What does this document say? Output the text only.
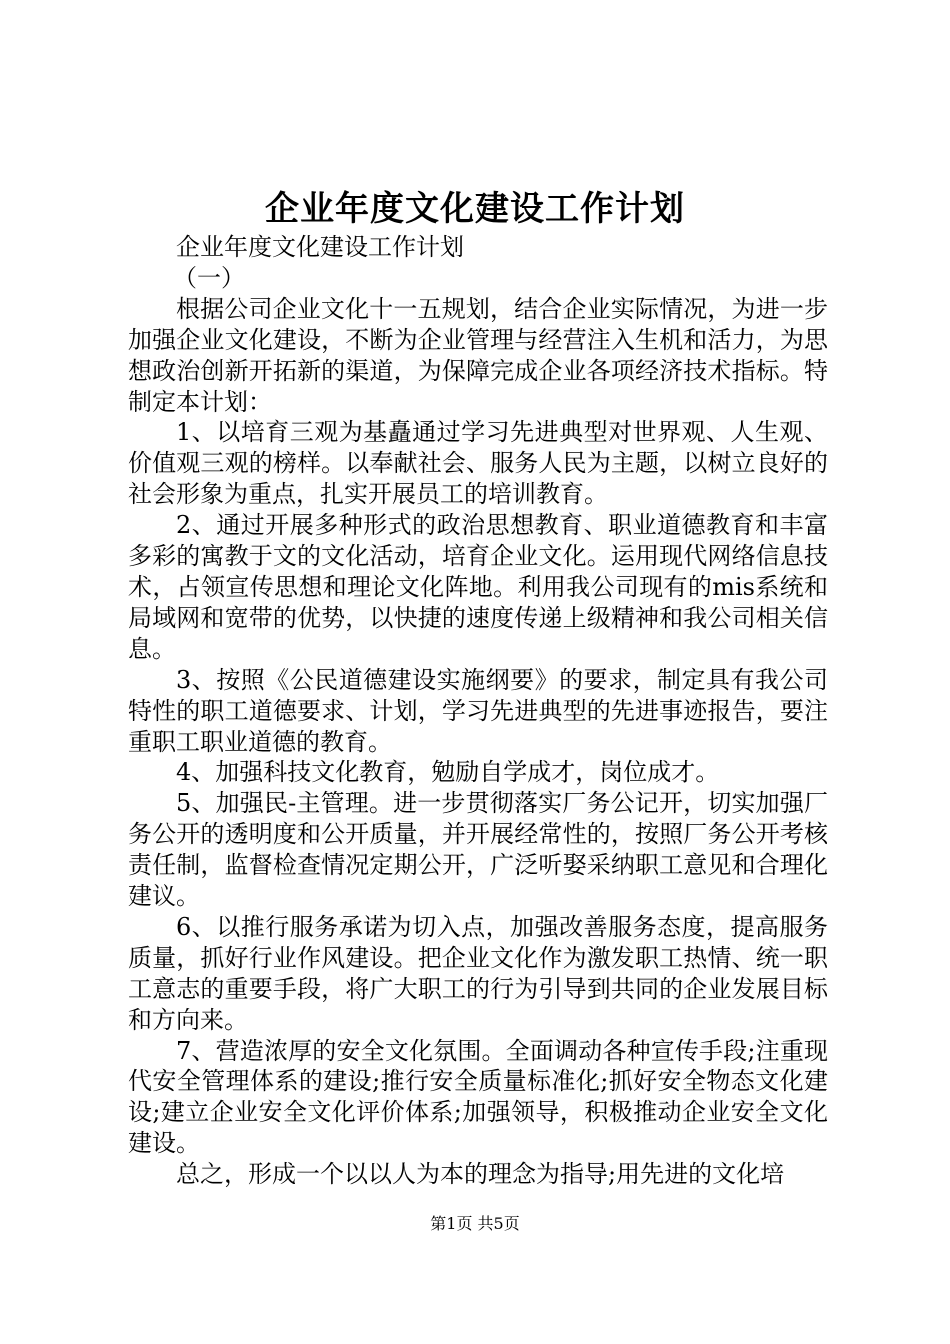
企业年度文化建设工作计划

企业年度文化建设工作计划

（一）

根据公司企业文化十一五规划，结合企业实际情况，为进一步加强企业文化建设，不断为企业管理与经营注入生机和活力，为思想政治创新开拓新的渠道，为保障完成企业各项经济技术指标。特制定本计划：

1、以培育三观为基矗通过学习先进典型对世界观、人生观、价值观三观的榜样。以奉献社会、服务人民为主题，以树立良好的社会形象为重点，扎实开展员工的培训教育。

2、通过开展多种形式的政治思想教育、职业道德教育和丰富多彩的寓教于文的文化活动，培育企业文化。运用现代网络信息技术，占领宣传思想和理论文化阵地。利用我公司现有的mis系统和局域网和宽带的优势，以快捷的速度传递上级精神和我公司相关信息。

3、按照《公民道德建设实施纲要》的要求，制定具有我公司特性的职工道德要求、计划，学习先进典型的先进事迹报告，要注重职工职业道德的教育。

4、加强科技文化教育，勉励自学成才，岗位成才。

5、加强民-主管理。进一步贯彻落实厂务公记开，切实加强厂务公开的透明度和公开质量，并开展经常性的，按照厂务公开考核责任制，监督检查情况定期公开，广泛听娶采纳职工意见和合理化建议。

6、以推行服务承诺为切入点，加强改善服务态度，提高服务质量，抓好行业作风建设。把企业文化作为激发职工热情、统一职工意志的重要手段，将广大职工的行为引导到共同的企业发展目标和方向来。

7、营造浓厚的安全文化氛围。全面调动各种宣传手段;注重现代安全管理体系的建设;推行安全质量标准化;抓好安全物态文化建设;建立企业安全文化评价体系;加强领导，积极推动企业安全文化建设。

总之，形成一个以以人为本的理念为指导;用先进的文化培

第1页 共5页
::::
INSTRUCTION
In this exercise, set down all of the data exactly, without the pictures.

WRITTEN SOLUTION
What does this document say? Output the text only.
企业年度文化建设工作计划

企业年度文化建设工作计划

（一）

根据公司企业文化十一五规划，结合企业实际情况，为进一步加强企业文化建设，不断为企业管理与经营注入生机和活力，为思想政治创新开拓新的渠道，为保障完成企业各项经济技术指标。特制定本计划：

1、以培育三观为基矗通过学习先进典型对世界观、人生观、价值观三观的榜样。以奉献社会、服务人民为主题，以树立良好的社会形象为重点，扎实开展员工的培训教育。

2、通过开展多种形式的政治思想教育、职业道德教育和丰富多彩的寓教于文的文化活动，培育企业文化。运用现代网络信息技术，占领宣传思想和理论文化阵地。利用我公司现有的mis系统和局域网和宽带的优势，以快捷的速度传递上级精神和我公司相关信息。

3、按照《公民道德建设实施纲要》的要求，制定具有我公司特性的职工道德要求、计划，学习先进典型的先进事迹报告，要注重职工职业道德的教育。

4、加强科技文化教育，勉励自学成才，岗位成才。

5、加强民-主管理。进一步贯彻落实厂务公记开，切实加强厂务公开的透明度和公开质量，并开展经常性的，按照厂务公开考核责任制，监督检查情况定期公开，广泛听娶采纳职工意见和合理化建议。

6、以推行服务承诺为切入点，加强改善服务态度，提高服务质量，抓好行业作风建设。把企业文化作为激发职工热情、统一职工意志的重要手段，将广大职工的行为引导到共同的企业发展目标和方向来。

7、营造浓厚的安全文化氛围。全面调动各种宣传手段;注重现代安全管理体系的建设;推行安全质量标准化;抓好安全物态文化建设;建立企业安全文化评价体系;加强领导，积极推动企业安全文化建设。

总之，形成一个以以人为本的理念为指导;用先进的文化培

第1页 共5页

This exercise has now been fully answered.